▶ Problem to solve
In the listing below, identify each line with the word "heading" and return those lines.

begin

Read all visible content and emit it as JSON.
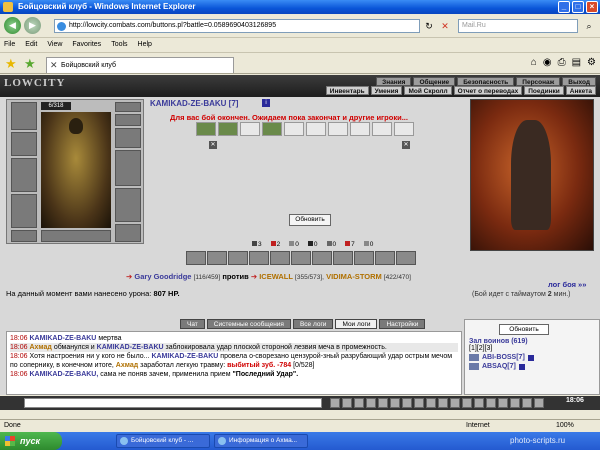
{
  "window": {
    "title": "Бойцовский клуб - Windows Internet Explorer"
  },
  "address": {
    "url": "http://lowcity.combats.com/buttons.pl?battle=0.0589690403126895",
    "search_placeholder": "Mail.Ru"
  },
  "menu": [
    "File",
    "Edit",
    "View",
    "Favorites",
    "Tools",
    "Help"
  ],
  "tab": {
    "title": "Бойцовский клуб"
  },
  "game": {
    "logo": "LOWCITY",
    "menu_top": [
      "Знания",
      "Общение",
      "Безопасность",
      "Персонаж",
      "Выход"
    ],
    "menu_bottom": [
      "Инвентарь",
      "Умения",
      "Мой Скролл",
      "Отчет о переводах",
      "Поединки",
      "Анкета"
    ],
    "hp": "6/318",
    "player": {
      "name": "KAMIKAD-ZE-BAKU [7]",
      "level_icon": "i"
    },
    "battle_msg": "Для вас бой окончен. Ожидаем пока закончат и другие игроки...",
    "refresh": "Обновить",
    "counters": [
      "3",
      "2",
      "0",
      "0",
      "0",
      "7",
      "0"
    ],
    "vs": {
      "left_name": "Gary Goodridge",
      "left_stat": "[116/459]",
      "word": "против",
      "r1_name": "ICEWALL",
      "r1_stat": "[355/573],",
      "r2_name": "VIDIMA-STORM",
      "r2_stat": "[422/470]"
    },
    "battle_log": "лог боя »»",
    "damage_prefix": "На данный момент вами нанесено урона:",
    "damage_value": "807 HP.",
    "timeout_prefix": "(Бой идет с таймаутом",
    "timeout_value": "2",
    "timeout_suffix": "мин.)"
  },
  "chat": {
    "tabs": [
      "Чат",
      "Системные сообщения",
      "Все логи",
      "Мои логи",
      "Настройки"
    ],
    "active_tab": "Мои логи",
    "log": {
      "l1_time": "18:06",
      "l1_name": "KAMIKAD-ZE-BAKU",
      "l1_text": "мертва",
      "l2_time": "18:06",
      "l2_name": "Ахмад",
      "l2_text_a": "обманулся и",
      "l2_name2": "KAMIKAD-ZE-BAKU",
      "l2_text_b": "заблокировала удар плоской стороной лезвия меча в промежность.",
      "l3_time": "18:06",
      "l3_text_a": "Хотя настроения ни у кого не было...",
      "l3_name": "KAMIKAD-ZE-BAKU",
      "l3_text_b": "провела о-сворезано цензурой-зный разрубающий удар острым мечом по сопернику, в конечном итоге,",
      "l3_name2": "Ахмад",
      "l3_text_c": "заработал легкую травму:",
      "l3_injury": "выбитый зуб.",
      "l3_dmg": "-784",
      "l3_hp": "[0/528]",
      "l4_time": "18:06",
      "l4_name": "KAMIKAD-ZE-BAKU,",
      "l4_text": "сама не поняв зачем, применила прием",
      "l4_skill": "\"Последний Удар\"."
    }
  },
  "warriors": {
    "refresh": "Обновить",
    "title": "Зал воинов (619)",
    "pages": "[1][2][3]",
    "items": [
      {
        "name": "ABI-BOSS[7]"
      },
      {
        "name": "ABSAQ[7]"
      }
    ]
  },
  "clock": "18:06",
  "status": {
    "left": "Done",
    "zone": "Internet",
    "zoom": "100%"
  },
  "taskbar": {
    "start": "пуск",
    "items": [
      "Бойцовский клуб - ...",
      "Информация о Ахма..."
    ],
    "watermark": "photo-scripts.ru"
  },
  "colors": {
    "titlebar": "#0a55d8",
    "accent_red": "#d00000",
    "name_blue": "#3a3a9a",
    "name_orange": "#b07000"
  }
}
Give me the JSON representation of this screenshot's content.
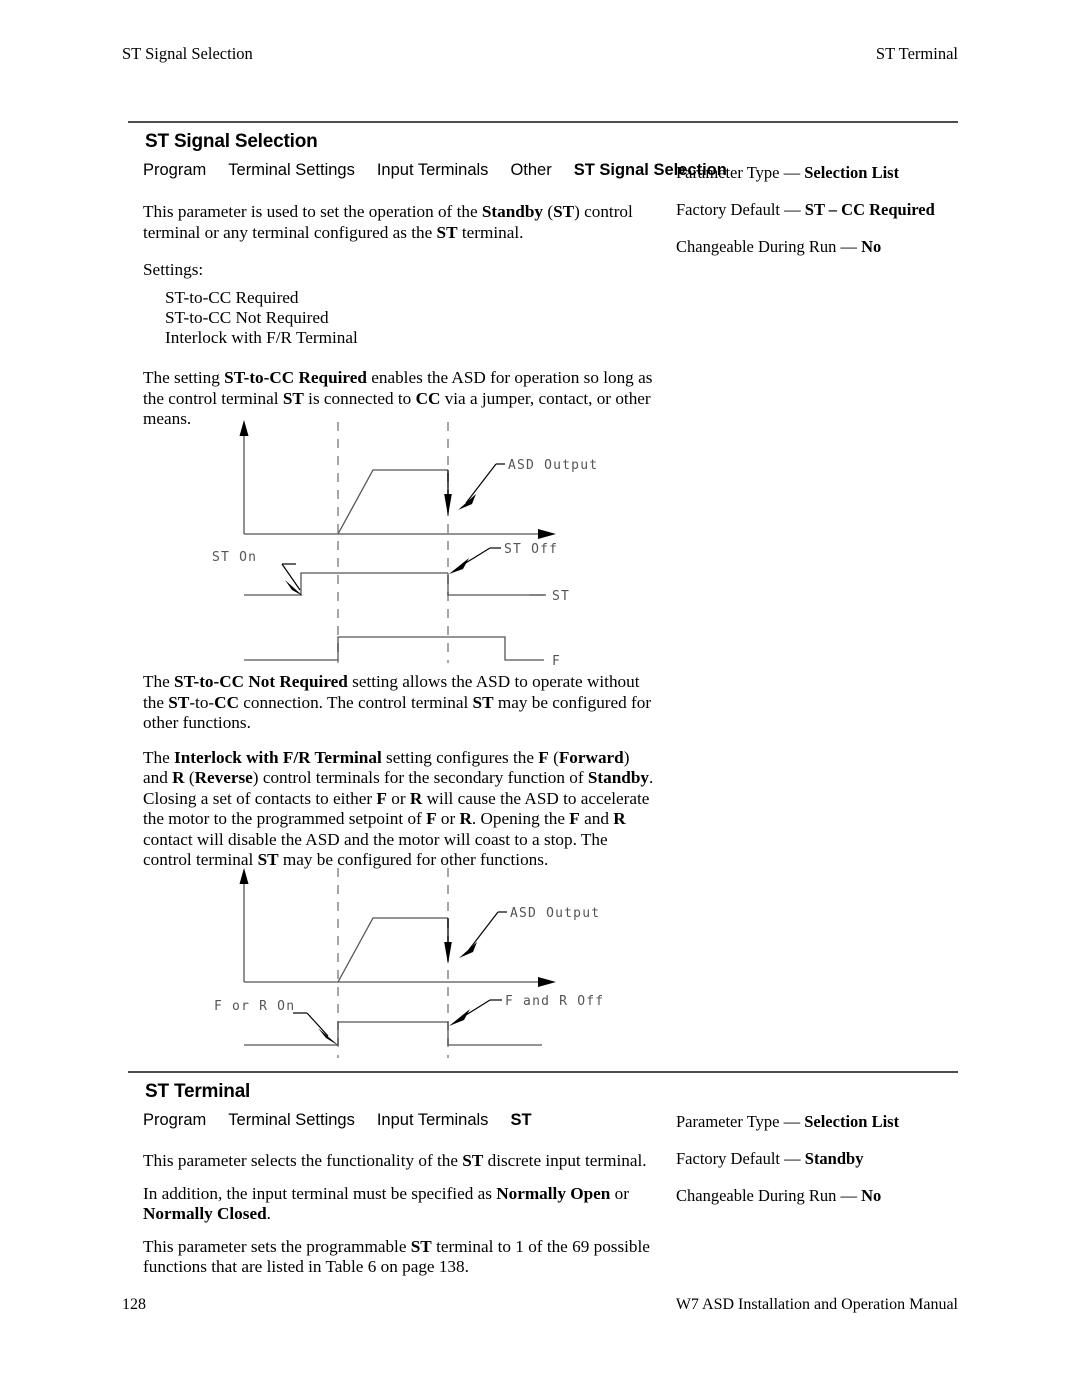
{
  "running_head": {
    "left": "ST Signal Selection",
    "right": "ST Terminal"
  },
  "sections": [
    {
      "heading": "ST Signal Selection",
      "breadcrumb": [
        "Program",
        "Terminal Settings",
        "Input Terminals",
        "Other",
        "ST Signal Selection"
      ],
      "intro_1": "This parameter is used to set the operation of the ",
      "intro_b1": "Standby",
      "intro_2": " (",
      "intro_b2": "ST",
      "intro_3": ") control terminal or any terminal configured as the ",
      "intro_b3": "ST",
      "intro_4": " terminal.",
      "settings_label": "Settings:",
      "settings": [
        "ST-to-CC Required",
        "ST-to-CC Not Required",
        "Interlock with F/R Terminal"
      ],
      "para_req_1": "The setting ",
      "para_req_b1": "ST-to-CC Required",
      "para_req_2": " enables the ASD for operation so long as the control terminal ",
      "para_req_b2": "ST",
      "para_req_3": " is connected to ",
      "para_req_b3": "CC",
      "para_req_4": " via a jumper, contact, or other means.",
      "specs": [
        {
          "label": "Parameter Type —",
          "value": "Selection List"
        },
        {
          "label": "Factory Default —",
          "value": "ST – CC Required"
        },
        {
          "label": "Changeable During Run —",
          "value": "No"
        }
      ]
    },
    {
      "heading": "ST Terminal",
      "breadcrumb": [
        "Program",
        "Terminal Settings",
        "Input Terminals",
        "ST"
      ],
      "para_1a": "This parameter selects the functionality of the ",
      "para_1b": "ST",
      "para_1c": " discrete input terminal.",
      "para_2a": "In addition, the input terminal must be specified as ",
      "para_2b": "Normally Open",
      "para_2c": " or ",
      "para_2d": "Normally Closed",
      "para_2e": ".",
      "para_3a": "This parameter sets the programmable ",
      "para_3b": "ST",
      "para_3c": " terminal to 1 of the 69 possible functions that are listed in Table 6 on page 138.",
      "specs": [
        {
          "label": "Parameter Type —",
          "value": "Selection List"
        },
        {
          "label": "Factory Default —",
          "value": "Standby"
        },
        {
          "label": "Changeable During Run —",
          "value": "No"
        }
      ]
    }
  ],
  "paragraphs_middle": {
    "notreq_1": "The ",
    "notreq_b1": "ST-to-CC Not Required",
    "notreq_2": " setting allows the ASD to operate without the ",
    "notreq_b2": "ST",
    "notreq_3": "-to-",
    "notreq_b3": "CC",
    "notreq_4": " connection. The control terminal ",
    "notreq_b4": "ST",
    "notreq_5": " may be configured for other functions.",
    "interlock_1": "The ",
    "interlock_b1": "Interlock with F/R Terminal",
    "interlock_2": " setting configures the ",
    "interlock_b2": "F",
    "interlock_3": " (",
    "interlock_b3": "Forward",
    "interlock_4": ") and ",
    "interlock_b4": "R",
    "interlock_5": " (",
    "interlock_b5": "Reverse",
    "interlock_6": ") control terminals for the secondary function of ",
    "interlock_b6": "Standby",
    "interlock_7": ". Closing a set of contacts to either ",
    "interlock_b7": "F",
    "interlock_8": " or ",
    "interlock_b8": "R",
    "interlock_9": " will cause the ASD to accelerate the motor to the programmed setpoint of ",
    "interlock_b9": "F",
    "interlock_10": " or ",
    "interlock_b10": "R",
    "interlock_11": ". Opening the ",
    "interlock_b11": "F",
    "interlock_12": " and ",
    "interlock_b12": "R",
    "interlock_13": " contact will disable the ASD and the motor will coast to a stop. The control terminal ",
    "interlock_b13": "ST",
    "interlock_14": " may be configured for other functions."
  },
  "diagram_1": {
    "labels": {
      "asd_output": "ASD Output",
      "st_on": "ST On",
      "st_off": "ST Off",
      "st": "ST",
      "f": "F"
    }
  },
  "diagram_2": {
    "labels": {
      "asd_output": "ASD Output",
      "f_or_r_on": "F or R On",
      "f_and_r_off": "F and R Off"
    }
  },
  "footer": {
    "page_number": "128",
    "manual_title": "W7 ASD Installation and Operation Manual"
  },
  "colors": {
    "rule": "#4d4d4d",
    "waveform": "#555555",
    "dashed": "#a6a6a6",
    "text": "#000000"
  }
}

end
begin

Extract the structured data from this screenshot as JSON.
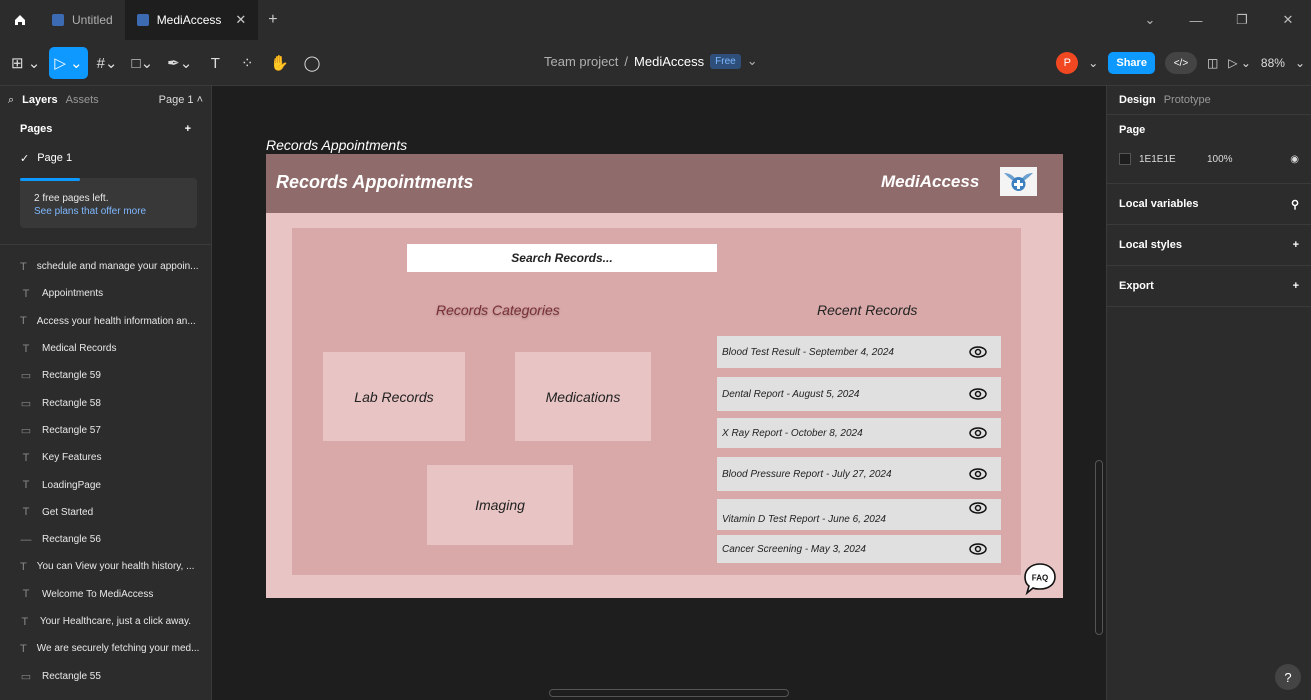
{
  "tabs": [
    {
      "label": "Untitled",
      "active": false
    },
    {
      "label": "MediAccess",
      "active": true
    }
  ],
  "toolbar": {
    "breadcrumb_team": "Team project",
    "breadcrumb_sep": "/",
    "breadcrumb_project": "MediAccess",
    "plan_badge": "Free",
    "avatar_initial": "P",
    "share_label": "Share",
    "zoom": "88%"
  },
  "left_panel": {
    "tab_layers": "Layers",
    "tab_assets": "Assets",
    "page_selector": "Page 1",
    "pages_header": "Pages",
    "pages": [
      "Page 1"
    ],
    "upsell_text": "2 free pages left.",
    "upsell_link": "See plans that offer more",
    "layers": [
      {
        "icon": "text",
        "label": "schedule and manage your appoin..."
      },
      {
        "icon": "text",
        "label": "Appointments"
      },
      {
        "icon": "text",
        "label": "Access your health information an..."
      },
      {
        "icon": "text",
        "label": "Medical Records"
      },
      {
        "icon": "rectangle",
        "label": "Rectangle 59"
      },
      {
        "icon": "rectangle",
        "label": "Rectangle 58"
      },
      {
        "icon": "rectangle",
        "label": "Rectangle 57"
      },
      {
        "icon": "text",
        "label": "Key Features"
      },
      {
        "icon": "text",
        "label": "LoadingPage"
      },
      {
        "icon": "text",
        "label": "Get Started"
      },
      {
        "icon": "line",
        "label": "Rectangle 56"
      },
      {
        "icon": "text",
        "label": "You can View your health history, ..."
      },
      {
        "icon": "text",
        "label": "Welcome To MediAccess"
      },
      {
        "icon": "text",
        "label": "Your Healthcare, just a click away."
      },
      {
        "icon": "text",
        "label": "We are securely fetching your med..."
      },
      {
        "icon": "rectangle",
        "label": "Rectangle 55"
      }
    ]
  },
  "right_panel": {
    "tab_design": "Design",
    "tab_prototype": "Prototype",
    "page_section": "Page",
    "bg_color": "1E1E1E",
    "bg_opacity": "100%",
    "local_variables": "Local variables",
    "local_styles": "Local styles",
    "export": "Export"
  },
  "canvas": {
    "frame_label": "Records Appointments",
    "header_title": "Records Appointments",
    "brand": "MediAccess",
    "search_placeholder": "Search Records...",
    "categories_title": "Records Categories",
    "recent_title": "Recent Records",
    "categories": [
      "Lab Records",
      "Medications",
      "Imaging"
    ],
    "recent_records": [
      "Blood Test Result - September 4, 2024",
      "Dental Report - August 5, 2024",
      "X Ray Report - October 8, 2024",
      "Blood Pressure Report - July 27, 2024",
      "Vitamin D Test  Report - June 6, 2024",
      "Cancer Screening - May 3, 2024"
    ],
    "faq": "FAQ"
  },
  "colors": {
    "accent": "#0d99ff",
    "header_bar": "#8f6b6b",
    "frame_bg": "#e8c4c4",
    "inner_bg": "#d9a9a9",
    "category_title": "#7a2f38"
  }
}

end

▶ Written answer
      "heading": "ST Signal Selection",
      "heading": "ST Terminal",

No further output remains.